**EXERCISE INSTRUCTIONS:** Show every line containing "screenshot" by copying it.

**EXCERPTED RECORDS:**
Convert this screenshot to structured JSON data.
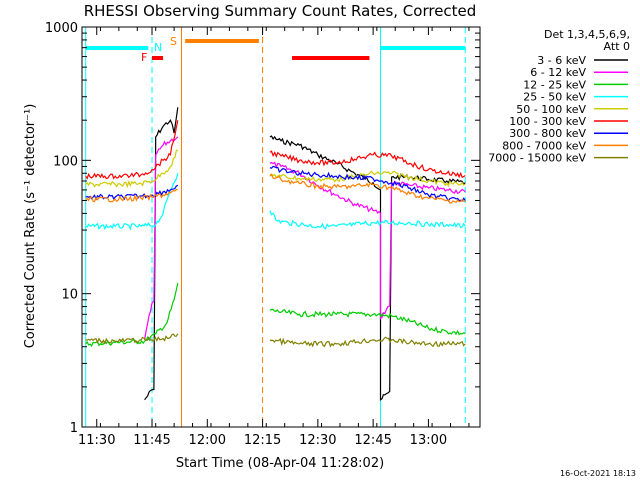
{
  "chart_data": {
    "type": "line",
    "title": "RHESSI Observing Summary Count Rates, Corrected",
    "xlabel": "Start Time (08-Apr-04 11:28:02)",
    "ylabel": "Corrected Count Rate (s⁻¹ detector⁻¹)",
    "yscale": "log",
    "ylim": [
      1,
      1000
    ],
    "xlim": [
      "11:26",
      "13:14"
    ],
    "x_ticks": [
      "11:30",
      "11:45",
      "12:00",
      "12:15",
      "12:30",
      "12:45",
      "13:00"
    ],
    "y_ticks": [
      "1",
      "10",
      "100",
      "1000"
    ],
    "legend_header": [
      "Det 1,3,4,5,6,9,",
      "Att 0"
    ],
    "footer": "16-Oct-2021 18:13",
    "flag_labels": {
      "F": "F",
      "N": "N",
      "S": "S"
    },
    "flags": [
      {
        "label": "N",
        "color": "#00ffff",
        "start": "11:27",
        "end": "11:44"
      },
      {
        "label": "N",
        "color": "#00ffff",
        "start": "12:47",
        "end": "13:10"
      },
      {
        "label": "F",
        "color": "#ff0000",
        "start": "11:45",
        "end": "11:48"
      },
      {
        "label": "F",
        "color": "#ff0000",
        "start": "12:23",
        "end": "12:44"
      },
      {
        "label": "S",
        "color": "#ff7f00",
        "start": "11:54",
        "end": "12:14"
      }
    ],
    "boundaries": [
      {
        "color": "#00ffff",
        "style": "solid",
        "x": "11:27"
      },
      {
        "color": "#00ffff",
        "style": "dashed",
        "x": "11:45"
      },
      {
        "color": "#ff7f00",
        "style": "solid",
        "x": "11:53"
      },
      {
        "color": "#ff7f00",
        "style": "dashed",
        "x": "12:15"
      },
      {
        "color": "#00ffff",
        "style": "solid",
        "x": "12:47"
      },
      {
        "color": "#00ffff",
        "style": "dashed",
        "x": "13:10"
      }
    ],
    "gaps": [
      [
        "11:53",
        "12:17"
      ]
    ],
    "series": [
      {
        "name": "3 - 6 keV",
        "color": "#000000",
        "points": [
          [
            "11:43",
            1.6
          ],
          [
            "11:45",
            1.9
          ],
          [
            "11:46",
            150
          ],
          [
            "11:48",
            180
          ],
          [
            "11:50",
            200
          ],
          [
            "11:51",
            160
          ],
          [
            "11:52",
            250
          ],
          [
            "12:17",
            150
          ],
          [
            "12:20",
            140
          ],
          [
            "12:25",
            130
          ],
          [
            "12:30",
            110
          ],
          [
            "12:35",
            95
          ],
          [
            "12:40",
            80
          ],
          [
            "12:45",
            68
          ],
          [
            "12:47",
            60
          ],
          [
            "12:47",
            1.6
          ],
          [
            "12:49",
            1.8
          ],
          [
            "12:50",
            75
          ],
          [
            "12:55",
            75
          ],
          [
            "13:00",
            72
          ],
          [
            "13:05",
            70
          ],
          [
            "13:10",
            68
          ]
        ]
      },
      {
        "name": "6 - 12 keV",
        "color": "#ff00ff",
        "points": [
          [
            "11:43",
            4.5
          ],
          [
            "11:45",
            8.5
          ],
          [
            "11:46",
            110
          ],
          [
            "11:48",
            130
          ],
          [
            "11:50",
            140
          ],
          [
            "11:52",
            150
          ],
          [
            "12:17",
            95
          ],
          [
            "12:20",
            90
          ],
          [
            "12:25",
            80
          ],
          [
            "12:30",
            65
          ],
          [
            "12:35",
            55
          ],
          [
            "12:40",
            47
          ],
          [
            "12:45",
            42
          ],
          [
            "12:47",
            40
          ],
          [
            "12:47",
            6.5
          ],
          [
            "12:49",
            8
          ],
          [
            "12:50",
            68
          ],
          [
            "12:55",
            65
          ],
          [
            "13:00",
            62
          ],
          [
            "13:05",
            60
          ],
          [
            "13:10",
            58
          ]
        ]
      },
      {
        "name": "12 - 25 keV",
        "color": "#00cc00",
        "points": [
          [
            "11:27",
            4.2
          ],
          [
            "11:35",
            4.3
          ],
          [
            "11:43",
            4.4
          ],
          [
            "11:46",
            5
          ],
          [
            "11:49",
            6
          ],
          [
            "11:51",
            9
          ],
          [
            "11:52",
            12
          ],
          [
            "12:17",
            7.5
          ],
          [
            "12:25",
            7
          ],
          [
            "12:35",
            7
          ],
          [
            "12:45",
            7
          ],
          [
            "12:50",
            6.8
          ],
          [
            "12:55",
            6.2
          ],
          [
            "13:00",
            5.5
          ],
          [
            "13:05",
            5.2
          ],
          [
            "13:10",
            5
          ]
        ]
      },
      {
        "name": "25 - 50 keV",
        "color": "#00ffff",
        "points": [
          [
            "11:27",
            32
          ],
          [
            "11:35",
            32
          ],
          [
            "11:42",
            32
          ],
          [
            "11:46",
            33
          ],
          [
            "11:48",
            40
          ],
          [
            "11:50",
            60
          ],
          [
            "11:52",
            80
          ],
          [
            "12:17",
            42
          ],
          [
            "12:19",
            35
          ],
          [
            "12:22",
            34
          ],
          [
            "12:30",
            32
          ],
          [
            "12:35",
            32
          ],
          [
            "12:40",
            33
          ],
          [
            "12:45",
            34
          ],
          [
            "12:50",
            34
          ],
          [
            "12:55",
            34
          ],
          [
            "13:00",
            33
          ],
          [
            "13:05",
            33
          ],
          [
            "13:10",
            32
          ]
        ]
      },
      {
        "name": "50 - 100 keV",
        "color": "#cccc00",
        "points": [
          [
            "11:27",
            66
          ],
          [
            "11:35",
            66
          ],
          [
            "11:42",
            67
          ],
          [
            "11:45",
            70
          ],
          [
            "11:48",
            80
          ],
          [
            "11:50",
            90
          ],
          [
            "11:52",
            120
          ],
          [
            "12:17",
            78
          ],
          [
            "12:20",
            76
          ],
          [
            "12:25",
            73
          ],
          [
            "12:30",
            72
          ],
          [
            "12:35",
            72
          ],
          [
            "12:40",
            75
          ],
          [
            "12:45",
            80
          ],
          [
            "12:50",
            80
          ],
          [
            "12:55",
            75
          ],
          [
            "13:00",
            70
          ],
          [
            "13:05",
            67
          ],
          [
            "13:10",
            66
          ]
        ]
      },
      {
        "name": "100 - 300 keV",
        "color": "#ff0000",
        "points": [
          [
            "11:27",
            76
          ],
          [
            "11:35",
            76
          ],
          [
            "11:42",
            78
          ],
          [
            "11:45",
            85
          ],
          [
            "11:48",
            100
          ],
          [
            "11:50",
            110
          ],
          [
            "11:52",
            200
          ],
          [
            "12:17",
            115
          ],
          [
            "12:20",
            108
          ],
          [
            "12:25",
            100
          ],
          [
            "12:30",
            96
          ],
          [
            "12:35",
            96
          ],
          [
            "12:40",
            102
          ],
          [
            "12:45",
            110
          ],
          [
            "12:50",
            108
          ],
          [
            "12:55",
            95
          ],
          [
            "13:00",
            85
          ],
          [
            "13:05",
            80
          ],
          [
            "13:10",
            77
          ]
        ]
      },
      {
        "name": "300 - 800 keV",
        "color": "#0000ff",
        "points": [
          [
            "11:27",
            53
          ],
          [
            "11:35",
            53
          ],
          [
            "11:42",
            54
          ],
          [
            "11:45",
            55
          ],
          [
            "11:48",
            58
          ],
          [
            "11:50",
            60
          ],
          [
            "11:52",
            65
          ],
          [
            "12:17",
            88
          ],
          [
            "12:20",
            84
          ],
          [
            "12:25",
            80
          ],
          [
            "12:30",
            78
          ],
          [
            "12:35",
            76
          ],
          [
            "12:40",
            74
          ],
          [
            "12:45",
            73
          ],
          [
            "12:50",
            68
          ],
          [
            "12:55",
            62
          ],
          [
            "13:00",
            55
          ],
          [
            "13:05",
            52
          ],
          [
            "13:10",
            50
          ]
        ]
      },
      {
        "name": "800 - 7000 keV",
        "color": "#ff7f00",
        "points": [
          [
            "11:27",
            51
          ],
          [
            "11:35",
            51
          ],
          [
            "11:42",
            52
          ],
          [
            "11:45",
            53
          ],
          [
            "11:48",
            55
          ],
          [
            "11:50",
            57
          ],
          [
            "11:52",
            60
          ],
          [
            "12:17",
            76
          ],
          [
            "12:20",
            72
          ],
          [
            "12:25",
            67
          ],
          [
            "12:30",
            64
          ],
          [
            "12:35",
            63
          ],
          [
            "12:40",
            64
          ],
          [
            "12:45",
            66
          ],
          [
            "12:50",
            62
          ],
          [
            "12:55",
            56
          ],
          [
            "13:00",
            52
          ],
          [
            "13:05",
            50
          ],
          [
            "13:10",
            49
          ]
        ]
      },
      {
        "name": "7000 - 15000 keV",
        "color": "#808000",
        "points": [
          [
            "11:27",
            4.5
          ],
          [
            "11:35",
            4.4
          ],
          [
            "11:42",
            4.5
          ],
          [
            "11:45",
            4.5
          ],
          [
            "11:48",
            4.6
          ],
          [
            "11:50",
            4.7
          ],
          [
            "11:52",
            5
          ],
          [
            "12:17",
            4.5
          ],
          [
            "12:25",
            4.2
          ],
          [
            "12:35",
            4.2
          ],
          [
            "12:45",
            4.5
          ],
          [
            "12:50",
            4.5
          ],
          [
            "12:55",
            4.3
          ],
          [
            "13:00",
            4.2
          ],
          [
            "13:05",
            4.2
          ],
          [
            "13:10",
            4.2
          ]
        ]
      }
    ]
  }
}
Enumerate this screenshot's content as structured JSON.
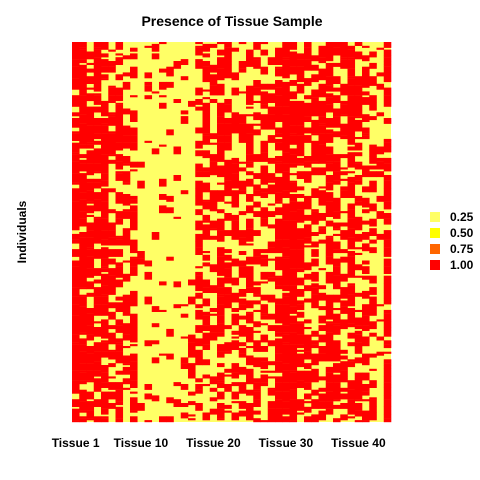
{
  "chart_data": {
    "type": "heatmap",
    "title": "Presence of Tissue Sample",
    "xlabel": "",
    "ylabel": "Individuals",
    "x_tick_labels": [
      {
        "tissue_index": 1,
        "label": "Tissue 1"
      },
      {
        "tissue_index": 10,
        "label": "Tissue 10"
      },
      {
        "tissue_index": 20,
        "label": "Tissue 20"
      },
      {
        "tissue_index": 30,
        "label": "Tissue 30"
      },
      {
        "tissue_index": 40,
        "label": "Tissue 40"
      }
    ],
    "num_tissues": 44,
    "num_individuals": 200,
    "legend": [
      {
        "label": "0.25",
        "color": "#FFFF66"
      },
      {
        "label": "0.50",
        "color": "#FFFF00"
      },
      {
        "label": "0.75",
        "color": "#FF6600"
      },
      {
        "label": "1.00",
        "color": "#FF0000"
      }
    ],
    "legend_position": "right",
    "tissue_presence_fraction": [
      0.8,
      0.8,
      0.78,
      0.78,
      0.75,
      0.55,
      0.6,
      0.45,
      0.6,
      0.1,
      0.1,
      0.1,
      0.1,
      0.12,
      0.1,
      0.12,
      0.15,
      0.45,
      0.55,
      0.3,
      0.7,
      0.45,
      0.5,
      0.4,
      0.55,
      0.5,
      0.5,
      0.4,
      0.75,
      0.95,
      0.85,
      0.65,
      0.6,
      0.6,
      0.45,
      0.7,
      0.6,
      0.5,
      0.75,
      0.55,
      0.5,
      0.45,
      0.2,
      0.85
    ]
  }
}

**ANSWER TO THIS PROBLEM:**
Convert this screenshot to structured JSON data.
Enumerate this screenshot's content as structured JSON.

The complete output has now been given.